Exercise brief
Copy out each line of the data that holds the word "Сергеј".

Dataset records
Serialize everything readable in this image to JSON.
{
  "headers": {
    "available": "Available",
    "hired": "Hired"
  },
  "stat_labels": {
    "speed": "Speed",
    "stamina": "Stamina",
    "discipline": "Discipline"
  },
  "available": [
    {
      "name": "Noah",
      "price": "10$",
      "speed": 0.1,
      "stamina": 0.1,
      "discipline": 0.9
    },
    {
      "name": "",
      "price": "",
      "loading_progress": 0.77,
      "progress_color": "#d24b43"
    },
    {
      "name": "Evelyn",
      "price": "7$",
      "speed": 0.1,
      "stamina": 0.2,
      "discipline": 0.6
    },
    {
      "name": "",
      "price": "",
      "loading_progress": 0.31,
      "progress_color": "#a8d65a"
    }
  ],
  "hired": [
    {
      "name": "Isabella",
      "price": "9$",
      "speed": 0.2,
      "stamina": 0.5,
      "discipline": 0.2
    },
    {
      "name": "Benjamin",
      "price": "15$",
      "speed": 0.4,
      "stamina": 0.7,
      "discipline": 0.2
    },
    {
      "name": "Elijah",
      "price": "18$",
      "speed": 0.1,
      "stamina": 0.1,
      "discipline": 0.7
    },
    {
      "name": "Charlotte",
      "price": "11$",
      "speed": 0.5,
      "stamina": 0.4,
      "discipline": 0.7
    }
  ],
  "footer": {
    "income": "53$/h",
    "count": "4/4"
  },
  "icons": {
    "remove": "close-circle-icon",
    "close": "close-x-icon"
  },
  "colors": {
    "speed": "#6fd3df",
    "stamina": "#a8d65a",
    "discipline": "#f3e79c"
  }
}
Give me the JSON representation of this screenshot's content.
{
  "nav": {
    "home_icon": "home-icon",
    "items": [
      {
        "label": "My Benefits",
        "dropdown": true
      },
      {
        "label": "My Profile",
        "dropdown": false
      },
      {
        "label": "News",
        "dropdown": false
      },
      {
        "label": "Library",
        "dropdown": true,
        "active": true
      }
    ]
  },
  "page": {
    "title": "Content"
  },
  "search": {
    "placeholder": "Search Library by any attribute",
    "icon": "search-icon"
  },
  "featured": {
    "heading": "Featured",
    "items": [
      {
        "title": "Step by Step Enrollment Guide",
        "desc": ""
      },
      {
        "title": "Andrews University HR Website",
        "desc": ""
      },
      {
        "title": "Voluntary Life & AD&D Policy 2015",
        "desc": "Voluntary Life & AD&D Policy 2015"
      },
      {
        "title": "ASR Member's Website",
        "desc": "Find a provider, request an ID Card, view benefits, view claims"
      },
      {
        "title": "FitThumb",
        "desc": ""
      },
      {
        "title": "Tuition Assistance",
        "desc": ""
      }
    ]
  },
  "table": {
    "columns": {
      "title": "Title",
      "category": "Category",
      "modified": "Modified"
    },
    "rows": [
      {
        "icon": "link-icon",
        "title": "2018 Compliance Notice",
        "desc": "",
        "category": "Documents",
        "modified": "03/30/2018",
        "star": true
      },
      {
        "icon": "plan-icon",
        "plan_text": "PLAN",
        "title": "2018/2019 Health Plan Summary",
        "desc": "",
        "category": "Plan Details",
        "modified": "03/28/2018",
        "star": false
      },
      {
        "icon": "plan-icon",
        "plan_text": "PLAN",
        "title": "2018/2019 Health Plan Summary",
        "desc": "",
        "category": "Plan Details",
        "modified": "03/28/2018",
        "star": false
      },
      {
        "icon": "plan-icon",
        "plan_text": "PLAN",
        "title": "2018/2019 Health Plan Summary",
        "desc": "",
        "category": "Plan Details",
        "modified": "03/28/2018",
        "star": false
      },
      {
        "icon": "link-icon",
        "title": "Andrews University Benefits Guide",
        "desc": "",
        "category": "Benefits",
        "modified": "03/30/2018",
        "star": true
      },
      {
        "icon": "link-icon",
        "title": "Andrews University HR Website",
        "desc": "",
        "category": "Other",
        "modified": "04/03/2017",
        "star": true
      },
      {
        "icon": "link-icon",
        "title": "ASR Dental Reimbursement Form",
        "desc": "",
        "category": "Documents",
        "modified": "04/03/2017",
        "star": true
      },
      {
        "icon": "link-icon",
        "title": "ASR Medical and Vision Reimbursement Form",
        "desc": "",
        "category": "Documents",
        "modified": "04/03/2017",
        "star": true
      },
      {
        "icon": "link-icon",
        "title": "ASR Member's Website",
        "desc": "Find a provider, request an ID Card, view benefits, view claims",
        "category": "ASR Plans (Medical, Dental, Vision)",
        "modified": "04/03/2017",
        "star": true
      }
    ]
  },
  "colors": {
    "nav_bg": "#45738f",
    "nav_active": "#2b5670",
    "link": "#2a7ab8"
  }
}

--

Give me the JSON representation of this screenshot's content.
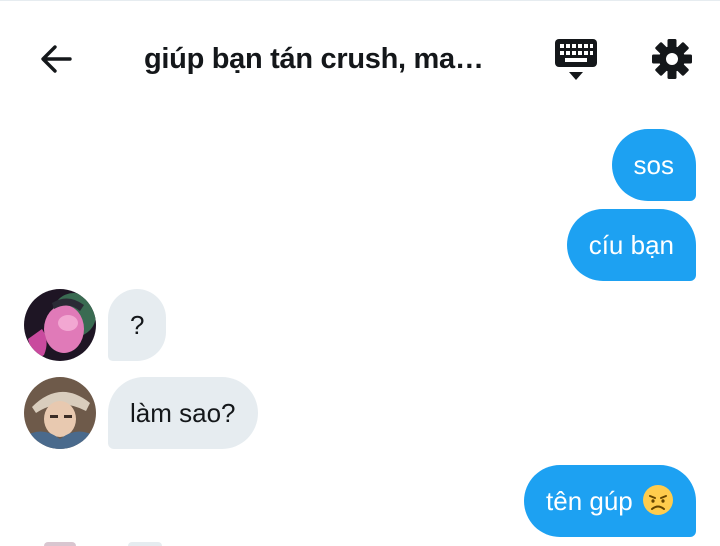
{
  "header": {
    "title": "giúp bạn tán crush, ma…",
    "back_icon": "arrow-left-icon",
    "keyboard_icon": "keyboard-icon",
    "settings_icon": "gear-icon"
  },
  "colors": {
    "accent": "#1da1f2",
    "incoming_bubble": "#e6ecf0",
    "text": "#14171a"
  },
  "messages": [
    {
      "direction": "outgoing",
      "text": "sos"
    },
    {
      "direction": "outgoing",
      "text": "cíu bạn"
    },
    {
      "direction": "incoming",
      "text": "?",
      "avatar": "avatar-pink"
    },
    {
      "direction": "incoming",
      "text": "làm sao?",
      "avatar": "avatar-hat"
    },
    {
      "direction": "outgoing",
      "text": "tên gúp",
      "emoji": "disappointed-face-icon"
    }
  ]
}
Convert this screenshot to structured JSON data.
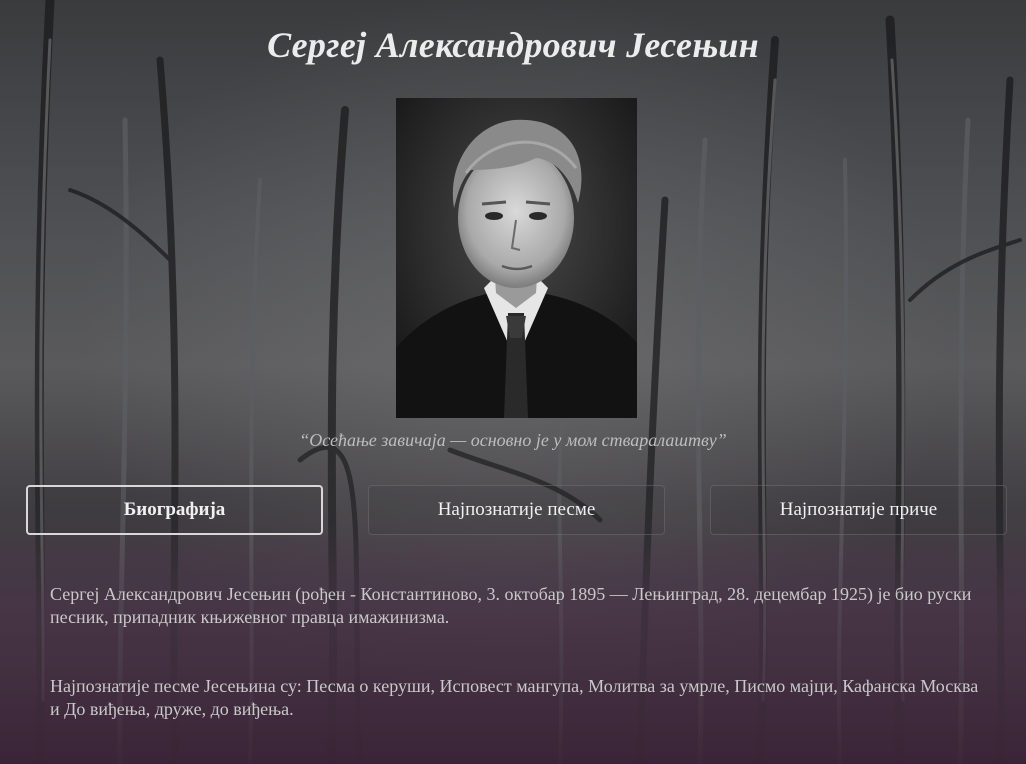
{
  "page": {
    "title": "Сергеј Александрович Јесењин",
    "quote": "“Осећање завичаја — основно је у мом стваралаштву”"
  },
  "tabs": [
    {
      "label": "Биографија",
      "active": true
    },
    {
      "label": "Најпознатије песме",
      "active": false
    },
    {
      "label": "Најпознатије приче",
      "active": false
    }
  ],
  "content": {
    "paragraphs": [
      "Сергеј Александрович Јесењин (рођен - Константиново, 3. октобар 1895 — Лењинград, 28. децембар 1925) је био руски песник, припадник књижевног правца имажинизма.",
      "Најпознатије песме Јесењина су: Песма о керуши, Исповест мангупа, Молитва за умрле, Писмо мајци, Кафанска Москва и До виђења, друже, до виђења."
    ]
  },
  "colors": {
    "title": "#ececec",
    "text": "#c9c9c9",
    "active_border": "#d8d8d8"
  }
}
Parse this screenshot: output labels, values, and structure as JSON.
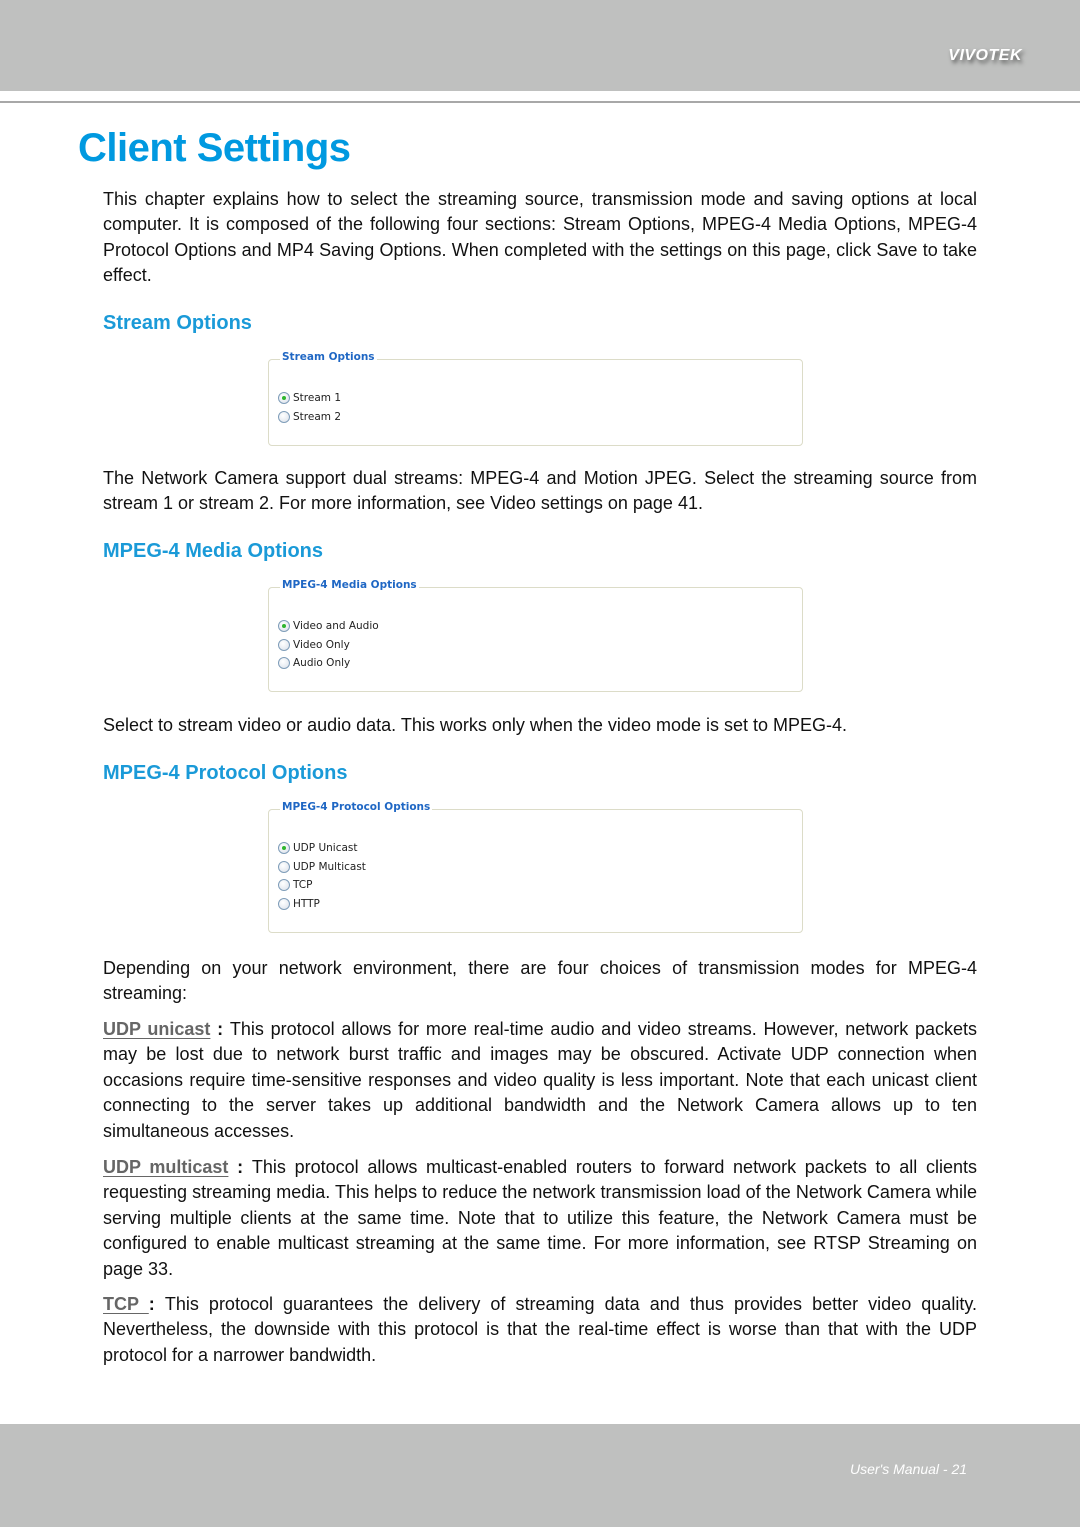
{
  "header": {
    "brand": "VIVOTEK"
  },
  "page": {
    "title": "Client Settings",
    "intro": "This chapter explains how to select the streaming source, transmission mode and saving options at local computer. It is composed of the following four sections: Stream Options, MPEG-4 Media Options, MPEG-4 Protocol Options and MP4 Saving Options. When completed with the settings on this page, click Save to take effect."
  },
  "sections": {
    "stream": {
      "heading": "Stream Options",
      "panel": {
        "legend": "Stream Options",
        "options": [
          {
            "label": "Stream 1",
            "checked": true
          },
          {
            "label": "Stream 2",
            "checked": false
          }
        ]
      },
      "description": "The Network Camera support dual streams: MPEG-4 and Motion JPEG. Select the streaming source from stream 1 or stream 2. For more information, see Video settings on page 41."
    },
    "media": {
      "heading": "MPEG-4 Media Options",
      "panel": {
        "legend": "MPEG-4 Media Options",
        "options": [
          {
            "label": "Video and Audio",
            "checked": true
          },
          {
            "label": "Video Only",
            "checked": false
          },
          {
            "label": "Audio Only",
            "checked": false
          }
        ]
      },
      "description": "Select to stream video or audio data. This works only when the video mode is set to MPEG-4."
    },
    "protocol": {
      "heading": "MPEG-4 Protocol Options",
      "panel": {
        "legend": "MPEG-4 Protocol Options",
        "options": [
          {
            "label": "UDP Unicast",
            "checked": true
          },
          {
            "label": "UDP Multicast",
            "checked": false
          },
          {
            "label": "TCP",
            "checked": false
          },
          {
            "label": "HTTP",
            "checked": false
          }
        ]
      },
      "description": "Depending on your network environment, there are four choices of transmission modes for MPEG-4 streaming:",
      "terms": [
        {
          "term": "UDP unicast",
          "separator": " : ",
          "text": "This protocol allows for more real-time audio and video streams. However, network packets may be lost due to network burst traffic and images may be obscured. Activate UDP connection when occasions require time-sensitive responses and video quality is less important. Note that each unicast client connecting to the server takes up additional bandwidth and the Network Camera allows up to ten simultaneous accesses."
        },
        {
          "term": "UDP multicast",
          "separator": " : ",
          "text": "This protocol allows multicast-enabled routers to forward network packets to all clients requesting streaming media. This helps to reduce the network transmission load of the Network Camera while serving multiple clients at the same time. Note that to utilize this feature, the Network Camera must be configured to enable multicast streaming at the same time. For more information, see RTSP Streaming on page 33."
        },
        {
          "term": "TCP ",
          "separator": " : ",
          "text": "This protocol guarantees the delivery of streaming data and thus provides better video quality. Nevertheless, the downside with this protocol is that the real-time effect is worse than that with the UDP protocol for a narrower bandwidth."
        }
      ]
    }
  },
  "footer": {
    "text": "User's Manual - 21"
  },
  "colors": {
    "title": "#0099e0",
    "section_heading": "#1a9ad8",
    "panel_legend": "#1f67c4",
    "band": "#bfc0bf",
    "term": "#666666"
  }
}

...

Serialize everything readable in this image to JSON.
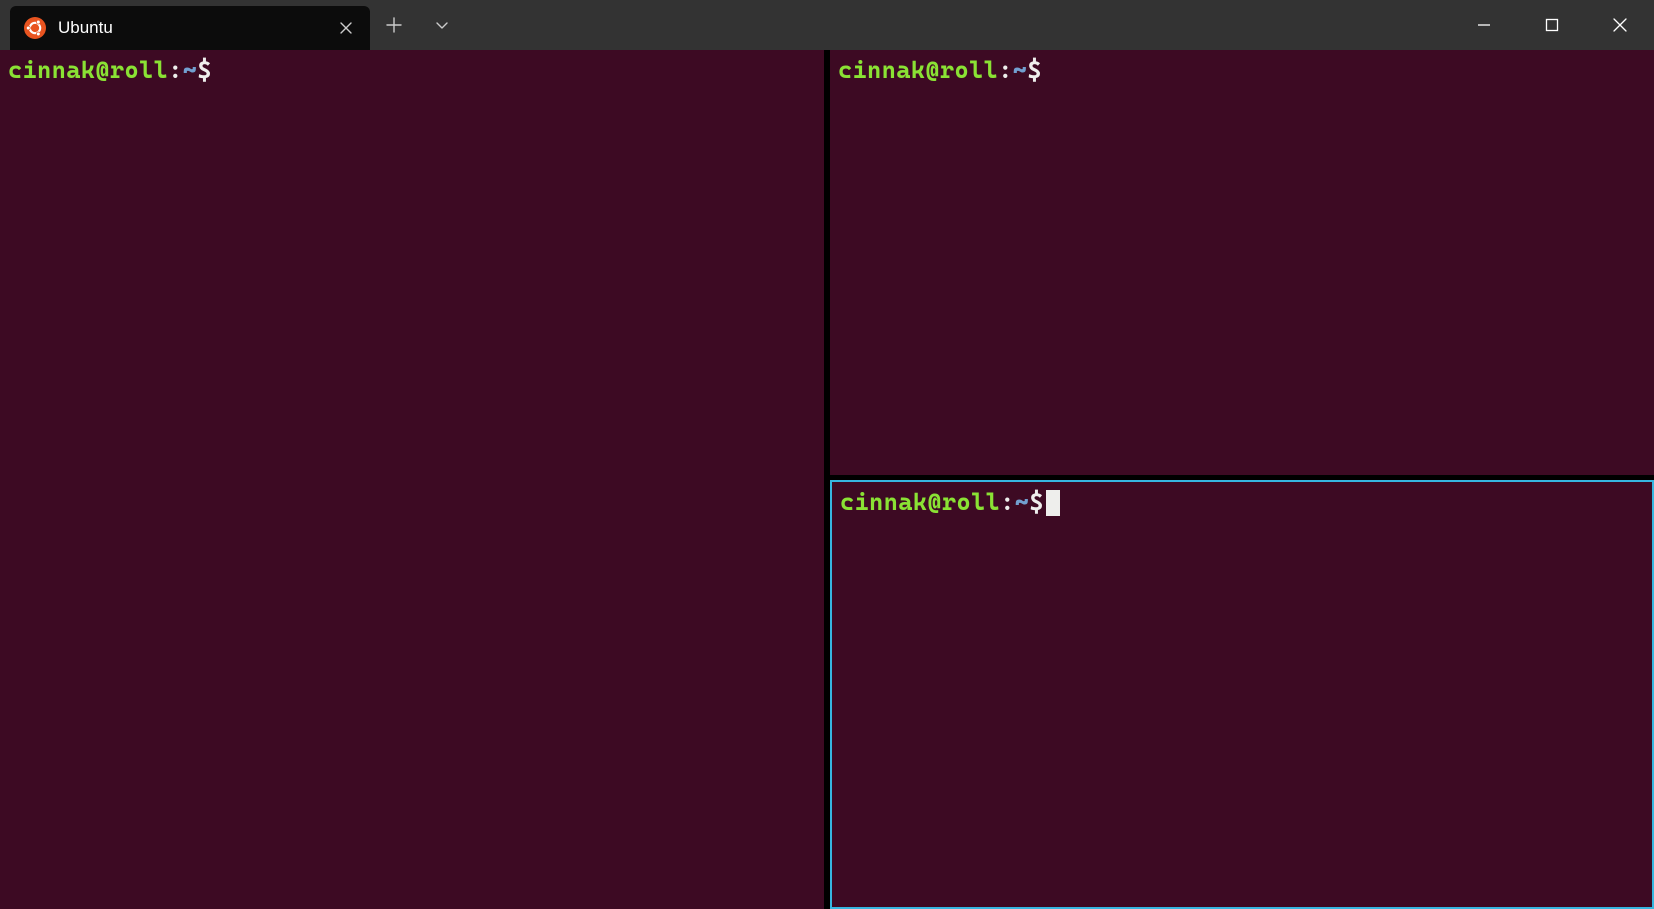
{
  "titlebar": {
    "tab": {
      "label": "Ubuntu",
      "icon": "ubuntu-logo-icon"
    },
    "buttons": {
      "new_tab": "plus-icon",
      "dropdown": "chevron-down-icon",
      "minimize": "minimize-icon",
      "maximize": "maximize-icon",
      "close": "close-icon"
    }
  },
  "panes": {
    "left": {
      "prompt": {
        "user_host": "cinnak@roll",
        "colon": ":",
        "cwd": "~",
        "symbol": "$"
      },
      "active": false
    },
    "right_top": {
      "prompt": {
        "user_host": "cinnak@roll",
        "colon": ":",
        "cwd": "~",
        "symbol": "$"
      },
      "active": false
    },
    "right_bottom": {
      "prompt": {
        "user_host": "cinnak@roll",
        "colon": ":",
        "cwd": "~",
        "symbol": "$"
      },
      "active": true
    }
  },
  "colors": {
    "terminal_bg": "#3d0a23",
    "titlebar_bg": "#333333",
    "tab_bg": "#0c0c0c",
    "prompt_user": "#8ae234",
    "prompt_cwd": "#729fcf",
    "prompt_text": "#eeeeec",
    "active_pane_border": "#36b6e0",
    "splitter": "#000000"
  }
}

Exercise response
    "title": "Сергеј Александрович Јесењин",
      "Сергеј Александрович Јесењин (рођен - Константиново, 3. октобар 1895 — Лењинград, 28. децембар 1925) је био руски песник, припадник књижевног правца имажинизма.",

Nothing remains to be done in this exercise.